Lines of data:

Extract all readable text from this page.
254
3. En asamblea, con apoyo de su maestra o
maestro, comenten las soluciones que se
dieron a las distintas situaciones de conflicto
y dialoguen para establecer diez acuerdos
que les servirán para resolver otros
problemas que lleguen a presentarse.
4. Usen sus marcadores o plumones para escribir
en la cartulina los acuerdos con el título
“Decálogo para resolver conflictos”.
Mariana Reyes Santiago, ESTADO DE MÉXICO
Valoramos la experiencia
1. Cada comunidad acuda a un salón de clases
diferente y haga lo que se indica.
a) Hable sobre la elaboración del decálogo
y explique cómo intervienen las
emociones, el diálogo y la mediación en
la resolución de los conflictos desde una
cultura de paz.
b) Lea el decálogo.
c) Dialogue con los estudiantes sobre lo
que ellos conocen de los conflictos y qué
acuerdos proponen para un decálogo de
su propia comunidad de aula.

* * *

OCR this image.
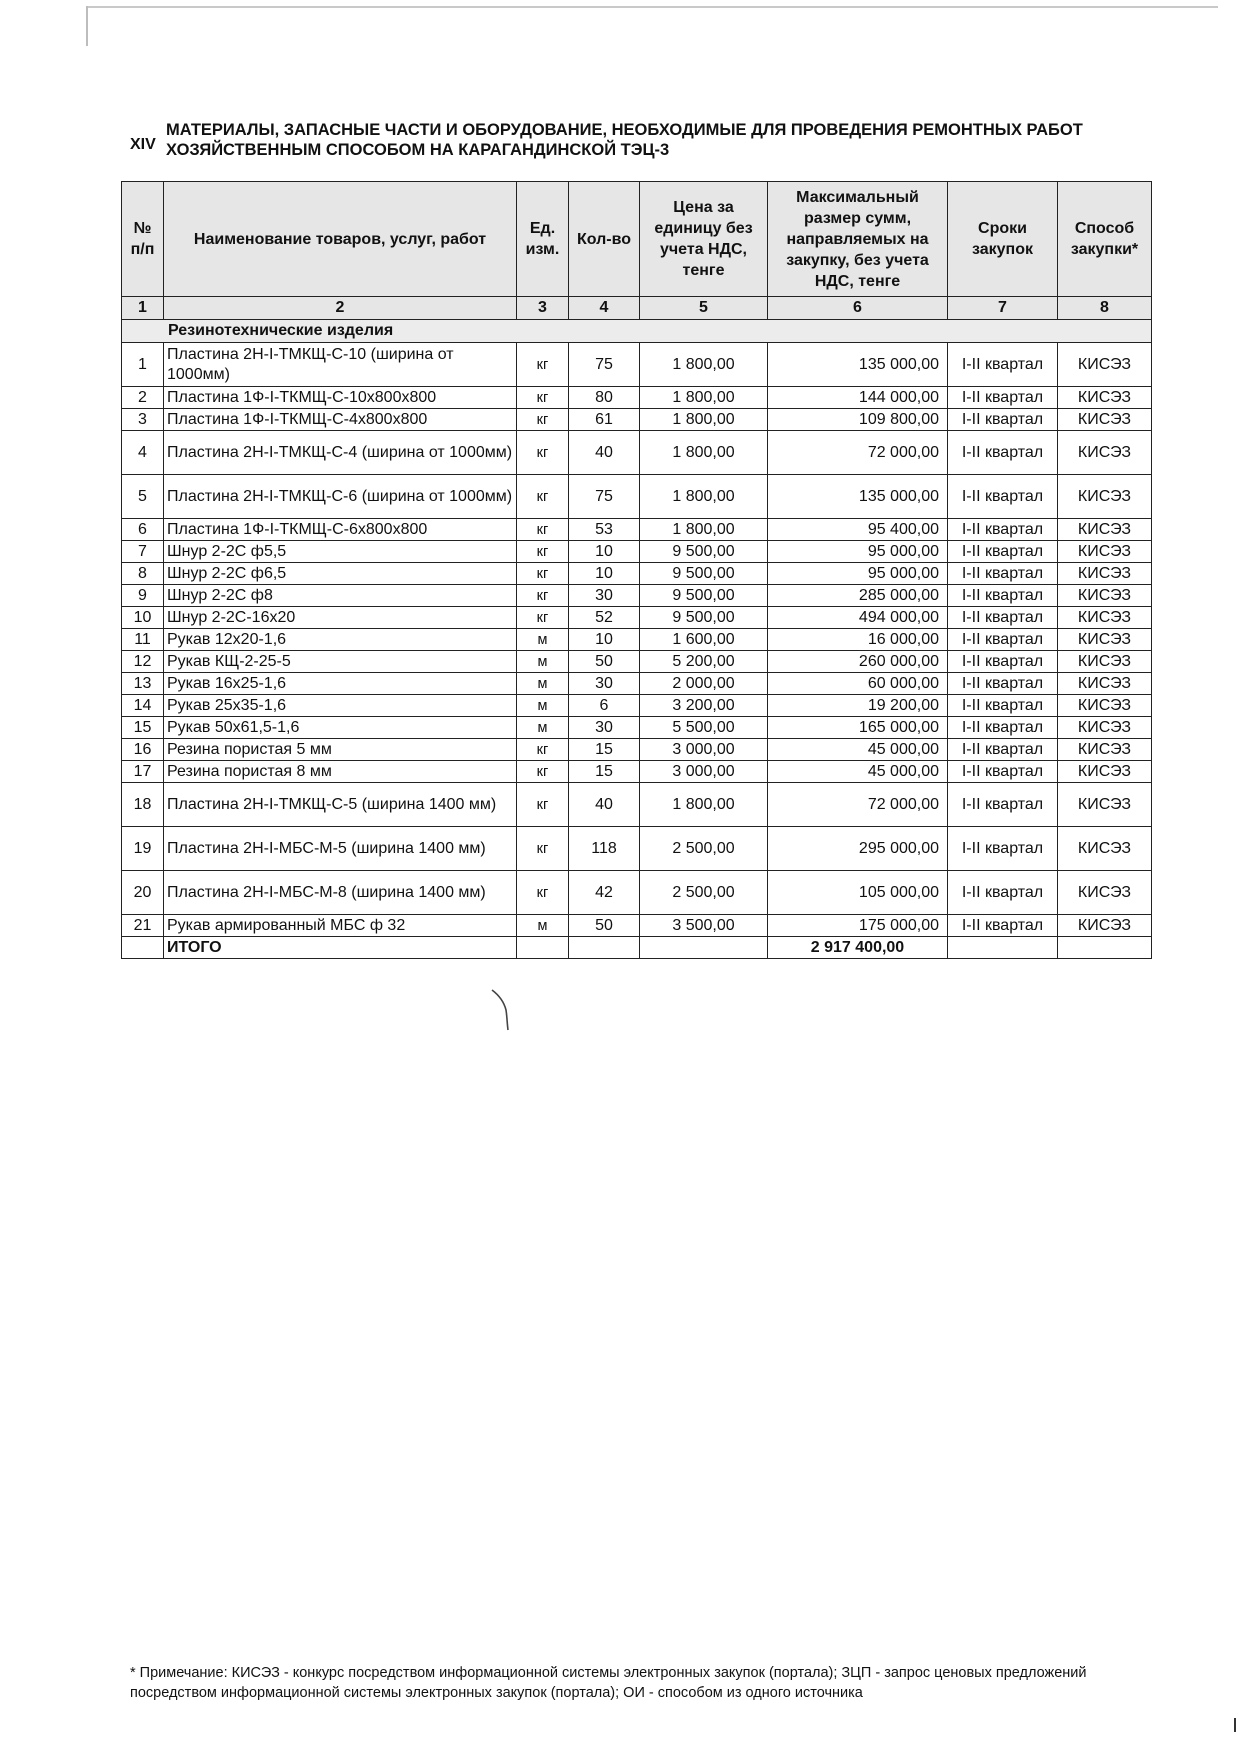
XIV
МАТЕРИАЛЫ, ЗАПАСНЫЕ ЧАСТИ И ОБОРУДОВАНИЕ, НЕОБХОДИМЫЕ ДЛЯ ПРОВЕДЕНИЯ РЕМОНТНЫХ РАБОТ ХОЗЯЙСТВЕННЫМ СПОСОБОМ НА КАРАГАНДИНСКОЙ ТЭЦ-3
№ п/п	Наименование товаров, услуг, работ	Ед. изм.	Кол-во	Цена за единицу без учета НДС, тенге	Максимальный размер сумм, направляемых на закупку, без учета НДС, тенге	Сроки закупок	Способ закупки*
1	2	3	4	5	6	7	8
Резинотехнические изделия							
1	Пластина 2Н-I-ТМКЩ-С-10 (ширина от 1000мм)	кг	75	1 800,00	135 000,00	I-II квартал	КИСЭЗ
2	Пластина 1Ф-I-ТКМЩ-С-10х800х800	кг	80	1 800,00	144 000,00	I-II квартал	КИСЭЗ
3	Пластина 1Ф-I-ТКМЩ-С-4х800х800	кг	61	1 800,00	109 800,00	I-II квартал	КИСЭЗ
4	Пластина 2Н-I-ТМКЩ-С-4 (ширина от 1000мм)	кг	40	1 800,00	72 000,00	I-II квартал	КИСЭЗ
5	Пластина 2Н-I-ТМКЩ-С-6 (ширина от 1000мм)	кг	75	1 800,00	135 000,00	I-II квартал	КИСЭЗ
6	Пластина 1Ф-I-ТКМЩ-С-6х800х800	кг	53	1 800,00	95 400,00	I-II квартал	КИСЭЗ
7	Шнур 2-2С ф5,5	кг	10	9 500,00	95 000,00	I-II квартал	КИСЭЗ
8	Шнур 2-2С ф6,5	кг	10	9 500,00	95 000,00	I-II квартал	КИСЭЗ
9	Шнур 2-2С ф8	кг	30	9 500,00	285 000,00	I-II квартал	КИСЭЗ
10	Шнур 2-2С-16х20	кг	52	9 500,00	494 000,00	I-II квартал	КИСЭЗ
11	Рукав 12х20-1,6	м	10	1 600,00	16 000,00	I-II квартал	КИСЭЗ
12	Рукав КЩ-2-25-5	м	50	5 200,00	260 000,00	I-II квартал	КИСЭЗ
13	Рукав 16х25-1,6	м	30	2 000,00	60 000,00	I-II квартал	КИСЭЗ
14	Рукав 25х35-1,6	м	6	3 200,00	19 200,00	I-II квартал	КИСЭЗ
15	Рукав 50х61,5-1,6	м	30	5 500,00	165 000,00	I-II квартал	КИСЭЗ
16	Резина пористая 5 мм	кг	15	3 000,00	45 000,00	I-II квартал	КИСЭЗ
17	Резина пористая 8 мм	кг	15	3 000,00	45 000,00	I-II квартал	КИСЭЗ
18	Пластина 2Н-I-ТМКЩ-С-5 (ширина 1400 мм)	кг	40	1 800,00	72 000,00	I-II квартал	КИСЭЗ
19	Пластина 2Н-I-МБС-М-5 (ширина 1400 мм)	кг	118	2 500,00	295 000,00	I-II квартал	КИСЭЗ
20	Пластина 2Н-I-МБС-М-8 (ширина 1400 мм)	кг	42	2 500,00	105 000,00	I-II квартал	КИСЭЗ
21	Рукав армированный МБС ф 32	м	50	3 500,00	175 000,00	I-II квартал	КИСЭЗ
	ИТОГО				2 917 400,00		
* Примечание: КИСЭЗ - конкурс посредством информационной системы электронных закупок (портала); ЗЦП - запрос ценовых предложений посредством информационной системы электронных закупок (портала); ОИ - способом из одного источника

* * *

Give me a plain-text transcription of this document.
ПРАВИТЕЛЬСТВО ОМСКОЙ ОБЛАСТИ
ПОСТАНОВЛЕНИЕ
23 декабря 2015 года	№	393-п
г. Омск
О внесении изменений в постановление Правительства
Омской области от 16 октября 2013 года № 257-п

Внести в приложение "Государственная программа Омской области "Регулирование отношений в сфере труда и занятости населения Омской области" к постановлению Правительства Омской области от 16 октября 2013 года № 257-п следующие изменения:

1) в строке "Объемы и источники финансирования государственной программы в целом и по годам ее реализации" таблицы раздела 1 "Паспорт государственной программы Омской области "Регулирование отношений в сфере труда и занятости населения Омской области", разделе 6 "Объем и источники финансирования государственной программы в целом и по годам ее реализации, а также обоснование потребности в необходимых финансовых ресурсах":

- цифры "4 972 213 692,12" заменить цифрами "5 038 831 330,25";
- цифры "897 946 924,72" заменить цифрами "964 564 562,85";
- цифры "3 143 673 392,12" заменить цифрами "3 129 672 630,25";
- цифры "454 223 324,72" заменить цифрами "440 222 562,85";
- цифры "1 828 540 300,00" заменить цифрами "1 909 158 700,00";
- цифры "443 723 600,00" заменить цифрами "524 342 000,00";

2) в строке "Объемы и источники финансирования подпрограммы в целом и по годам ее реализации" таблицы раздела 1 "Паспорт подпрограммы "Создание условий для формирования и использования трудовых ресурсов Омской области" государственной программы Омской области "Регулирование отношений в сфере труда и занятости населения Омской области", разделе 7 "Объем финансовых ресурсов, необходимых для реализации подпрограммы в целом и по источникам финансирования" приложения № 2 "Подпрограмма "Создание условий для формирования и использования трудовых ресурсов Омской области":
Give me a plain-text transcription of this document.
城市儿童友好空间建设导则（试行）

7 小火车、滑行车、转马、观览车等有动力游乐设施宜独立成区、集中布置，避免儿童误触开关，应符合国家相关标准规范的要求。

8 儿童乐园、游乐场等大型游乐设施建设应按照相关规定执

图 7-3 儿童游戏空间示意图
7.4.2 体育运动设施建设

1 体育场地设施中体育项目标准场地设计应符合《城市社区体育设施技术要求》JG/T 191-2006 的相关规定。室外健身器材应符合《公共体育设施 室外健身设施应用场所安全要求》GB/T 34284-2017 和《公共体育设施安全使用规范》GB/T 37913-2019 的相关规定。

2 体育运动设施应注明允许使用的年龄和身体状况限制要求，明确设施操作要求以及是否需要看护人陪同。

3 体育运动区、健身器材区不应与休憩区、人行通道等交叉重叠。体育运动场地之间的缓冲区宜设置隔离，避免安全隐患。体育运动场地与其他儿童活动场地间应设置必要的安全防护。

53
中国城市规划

Task directions: Copy out all lines from the material above that contain the string "финансовых".

Problem solution:
1) в строке "Объемы и источники финансирования государственной программы в целом и по годам ее реализации" таблицы раздела 1 "Паспорт государственной программы Омской области "Регулирование отношений в сфере труда и занятости населения Омской области", разделе 6 "Объем и источники финансирования государственной программы в целом и по годам ее реализации, а также обоснование потребности в необходимых финансовых ресурсах":
2) в строке "Объемы и источники финансирования подпрограммы в целом и по годам ее реализации" таблицы раздела 1 "Паспорт подпрограммы "Создание условий для формирования и использования трудовых ресурсов Омской области" государственной программы Омской области "Регулирование отношений в сфере труда и занятости населения Омской области", разделе 7 "Объем финансовых ресурсов, необходимых для реализации подпрограммы в целом и по источникам финансирования" приложения № 2 "Подпрограмма "Создание условий для формирования и использования трудовых ресурсов Омской области":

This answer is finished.